■ **Task statement**: Locate every line below that contains the word "Survey" and copy it.

■ **Records to use**:
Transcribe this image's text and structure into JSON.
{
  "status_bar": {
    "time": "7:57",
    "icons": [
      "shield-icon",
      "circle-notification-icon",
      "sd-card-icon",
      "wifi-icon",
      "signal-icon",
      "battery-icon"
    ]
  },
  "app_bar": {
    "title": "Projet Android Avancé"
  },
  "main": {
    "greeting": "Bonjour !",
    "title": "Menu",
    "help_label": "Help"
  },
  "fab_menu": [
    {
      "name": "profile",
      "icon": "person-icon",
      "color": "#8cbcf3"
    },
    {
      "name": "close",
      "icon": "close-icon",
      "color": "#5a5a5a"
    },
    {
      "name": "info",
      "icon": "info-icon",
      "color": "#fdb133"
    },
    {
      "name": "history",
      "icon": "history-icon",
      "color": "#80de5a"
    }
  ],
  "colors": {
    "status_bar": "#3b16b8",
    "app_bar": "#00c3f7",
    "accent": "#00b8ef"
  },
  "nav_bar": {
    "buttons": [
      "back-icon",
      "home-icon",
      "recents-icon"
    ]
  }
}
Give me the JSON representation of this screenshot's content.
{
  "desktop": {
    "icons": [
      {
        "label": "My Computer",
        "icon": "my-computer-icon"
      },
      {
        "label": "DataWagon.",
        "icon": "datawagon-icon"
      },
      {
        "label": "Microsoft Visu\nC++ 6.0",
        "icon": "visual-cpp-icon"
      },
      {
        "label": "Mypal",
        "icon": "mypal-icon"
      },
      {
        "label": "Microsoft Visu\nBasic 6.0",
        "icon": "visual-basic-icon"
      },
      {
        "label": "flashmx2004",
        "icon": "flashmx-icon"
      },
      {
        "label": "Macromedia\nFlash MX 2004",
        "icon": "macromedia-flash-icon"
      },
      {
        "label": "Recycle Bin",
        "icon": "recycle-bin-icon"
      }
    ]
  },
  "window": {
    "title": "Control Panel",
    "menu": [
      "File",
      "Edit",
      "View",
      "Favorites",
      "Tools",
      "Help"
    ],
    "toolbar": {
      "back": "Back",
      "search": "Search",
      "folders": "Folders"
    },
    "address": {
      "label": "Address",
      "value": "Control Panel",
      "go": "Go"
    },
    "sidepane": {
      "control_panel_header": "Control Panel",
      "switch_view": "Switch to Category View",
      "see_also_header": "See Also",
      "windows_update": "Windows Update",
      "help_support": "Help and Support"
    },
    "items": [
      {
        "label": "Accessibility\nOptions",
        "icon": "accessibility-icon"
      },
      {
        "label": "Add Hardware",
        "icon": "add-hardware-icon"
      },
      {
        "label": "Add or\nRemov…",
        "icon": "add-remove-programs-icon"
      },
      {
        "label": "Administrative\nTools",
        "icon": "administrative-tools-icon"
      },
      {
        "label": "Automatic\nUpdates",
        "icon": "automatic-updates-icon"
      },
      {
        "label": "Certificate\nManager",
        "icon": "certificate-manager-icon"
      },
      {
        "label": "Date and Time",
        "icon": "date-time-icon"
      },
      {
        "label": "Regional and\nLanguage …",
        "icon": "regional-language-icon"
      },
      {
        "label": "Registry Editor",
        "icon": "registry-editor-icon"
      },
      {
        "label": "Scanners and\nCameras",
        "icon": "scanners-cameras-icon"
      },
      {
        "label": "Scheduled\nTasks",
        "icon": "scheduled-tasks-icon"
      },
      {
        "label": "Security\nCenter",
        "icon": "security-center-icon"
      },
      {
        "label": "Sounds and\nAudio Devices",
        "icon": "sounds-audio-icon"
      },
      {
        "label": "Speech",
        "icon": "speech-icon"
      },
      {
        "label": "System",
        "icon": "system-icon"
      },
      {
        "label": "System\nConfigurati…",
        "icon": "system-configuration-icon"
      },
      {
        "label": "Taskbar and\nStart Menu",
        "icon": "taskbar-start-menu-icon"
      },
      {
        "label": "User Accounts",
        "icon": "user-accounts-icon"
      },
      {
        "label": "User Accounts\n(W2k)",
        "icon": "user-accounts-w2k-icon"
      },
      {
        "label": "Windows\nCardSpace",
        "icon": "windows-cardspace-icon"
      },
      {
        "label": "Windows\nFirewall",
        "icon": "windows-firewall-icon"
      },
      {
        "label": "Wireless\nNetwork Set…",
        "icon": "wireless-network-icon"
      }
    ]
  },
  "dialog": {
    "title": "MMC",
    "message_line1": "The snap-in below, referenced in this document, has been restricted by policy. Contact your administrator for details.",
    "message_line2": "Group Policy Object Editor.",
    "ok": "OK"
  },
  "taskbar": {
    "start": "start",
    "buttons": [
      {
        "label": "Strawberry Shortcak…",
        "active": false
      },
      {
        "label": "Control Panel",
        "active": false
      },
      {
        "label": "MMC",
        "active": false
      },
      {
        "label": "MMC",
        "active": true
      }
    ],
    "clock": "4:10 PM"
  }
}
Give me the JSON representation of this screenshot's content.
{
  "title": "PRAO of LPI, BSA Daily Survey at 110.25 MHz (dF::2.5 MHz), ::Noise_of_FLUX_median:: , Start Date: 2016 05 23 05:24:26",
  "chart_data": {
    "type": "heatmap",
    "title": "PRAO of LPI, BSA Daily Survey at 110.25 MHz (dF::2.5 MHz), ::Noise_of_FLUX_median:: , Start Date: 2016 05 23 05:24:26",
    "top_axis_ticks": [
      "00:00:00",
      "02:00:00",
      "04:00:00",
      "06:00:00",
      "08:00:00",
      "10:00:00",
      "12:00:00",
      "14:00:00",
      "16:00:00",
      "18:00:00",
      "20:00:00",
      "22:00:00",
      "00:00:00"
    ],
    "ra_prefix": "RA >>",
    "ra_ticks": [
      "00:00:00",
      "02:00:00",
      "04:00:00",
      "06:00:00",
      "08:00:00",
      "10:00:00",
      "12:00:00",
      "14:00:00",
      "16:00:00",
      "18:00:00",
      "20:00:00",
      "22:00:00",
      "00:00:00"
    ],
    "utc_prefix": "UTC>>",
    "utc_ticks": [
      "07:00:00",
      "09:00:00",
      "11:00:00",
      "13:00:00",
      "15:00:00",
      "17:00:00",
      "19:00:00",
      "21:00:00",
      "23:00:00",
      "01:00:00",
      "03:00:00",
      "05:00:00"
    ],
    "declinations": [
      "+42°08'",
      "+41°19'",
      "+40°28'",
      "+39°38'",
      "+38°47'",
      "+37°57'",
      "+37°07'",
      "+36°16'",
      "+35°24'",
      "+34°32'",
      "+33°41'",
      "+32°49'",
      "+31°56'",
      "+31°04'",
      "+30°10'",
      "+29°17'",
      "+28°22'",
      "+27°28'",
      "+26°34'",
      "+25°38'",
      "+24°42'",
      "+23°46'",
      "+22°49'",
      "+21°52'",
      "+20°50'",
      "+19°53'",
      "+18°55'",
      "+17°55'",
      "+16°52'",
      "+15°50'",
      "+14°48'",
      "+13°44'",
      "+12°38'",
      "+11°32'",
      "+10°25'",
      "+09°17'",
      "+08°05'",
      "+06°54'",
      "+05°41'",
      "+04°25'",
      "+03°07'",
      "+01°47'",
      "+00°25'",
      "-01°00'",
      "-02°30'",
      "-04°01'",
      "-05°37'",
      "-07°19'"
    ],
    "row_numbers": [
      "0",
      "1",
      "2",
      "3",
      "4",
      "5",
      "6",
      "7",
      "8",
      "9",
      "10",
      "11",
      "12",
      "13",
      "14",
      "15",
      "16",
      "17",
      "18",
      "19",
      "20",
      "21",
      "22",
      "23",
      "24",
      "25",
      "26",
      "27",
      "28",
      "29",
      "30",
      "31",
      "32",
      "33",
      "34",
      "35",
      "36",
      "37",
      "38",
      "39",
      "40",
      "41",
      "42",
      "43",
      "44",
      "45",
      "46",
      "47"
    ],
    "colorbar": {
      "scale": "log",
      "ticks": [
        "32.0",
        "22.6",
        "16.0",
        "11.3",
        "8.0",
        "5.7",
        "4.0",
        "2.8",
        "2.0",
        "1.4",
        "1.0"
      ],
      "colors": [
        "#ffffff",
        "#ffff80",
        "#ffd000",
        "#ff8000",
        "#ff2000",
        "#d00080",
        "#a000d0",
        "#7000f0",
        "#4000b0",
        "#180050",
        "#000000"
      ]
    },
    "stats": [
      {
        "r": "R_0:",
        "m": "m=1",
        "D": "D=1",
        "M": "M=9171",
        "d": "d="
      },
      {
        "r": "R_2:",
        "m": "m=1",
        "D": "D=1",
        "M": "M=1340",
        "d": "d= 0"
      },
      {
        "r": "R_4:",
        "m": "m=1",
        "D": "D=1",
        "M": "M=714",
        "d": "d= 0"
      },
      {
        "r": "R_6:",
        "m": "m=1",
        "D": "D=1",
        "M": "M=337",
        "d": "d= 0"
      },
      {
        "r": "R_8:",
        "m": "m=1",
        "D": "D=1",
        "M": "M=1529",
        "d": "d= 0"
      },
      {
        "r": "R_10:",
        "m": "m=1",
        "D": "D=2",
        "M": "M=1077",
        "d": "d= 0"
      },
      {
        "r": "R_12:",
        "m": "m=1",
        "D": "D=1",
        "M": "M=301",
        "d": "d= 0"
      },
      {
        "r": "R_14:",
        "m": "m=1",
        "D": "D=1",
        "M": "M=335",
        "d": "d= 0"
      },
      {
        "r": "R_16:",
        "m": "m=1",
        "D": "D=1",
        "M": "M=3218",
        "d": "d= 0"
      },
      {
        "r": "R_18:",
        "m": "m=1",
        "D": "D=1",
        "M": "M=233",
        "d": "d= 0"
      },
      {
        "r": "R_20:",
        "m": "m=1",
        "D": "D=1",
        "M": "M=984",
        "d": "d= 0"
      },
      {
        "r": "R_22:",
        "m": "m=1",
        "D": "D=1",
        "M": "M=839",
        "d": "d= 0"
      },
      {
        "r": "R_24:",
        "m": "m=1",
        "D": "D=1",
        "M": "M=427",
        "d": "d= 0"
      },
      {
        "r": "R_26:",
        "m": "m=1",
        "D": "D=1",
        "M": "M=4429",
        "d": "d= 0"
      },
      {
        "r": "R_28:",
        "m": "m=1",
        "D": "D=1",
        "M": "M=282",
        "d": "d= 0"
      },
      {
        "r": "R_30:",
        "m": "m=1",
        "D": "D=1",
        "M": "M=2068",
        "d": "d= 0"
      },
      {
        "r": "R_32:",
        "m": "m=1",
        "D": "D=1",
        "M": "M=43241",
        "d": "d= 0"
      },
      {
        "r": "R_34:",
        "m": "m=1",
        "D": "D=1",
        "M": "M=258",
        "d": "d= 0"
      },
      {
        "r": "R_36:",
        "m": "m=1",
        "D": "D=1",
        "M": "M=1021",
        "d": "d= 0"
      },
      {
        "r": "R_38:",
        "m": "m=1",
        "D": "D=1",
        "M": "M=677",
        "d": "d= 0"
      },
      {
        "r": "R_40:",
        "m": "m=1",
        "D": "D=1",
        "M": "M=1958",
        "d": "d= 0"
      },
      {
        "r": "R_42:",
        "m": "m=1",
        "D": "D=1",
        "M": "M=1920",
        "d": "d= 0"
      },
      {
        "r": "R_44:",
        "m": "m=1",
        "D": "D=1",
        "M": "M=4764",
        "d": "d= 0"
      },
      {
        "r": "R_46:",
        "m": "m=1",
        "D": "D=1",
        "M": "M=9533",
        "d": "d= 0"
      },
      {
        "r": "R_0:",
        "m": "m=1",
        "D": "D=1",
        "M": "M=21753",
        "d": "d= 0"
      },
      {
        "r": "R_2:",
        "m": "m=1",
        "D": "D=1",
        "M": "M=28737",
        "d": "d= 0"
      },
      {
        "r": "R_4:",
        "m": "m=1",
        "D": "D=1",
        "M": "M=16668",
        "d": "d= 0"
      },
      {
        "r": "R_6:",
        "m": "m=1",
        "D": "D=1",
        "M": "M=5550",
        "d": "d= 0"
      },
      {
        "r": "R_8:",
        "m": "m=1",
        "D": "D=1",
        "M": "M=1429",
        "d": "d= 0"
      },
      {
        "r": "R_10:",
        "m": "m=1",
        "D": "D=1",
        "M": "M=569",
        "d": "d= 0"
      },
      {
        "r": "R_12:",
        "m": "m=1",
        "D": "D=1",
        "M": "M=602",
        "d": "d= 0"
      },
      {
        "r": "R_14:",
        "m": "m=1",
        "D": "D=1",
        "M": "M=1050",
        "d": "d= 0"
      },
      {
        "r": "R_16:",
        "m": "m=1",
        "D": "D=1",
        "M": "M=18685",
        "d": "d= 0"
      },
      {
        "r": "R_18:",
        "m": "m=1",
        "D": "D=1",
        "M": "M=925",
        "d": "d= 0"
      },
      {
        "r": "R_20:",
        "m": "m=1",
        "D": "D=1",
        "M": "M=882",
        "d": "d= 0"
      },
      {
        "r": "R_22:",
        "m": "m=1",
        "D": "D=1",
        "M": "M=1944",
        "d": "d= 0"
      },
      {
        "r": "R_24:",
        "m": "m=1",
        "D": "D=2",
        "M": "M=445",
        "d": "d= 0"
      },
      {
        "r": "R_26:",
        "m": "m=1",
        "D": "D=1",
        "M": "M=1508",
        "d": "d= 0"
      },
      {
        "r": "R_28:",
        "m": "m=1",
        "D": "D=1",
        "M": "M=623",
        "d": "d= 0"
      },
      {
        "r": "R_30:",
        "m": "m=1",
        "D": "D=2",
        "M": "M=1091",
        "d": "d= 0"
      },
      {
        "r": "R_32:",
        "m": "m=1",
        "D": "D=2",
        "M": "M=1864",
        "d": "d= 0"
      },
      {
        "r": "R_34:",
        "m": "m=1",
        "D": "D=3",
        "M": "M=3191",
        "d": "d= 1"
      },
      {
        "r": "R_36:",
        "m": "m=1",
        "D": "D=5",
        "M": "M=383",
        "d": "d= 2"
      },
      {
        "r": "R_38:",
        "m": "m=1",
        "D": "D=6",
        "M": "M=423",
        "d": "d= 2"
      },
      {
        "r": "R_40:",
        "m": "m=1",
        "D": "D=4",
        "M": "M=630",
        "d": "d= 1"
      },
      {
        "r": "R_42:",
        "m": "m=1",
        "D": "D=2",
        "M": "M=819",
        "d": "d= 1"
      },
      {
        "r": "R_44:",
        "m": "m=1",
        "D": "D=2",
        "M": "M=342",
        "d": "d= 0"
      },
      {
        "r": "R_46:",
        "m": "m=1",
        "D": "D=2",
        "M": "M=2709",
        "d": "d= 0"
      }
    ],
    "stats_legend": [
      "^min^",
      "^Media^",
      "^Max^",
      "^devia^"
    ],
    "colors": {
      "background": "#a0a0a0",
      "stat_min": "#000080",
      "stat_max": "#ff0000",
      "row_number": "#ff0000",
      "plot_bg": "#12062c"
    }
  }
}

■ **Worked answer**:
  "title": "PRAO of LPI, BSA Daily Survey at 110.25 MHz (dF::2.5 MHz), ::Noise_of_FLUX_median:: , Start Date: 2016 05 23 05:24:26",
    "title": "PRAO of LPI, BSA Daily Survey at 110.25 MHz (dF::2.5 MHz), ::Noise_of_FLUX_median:: , Start Date: 2016 05 23 05:24:26",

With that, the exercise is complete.